What needs to be done: What lines of the data hold the string "Piala"? Pull each one out.

Extracted information:
►
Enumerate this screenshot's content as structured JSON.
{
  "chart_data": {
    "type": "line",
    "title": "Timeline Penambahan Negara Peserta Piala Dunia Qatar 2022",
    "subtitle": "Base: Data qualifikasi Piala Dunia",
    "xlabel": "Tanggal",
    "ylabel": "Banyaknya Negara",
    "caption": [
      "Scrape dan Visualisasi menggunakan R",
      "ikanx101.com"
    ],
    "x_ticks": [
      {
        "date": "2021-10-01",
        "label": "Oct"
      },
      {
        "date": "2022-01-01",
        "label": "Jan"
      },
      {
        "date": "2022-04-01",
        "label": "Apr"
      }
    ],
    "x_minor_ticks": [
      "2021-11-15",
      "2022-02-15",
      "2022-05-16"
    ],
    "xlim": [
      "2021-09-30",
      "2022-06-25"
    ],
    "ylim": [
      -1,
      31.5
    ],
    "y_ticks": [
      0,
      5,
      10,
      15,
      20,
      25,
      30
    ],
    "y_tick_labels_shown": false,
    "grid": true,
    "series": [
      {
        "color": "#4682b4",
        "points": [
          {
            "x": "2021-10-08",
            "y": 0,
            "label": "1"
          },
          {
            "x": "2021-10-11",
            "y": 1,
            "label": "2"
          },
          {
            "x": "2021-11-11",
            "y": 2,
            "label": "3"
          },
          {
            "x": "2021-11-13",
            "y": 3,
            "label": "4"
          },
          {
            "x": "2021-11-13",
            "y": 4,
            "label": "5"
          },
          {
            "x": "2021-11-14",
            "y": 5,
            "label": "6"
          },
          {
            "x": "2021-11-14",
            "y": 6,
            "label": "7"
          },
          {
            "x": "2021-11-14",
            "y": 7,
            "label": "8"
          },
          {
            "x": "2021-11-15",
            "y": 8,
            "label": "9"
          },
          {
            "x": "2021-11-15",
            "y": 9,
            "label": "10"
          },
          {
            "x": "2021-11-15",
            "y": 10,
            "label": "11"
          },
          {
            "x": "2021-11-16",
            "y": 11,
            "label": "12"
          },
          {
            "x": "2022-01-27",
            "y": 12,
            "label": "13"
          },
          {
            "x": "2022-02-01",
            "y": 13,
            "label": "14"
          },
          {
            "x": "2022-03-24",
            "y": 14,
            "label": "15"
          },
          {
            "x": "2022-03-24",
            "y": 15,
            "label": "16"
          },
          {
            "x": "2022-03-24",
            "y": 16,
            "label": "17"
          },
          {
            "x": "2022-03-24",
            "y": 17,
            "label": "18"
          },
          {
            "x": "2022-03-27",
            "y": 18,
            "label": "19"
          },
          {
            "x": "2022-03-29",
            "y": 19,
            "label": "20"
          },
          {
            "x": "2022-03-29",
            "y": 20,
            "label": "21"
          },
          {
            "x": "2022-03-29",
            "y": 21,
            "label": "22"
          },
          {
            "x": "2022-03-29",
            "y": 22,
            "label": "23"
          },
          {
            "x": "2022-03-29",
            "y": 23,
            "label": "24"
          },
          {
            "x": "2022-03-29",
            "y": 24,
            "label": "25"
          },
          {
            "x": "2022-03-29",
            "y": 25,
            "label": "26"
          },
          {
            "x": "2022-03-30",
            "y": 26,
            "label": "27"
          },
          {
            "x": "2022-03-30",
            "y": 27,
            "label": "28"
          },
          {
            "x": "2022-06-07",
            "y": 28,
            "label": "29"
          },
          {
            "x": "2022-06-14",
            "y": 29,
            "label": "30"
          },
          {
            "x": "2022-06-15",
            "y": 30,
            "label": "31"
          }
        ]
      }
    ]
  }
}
◄
Complete answer:
    "title": "Timeline Penambahan Negara Peserta Piala Dunia Qatar 2022",
    "subtitle": "Base: Data qualifikasi Piala Dunia",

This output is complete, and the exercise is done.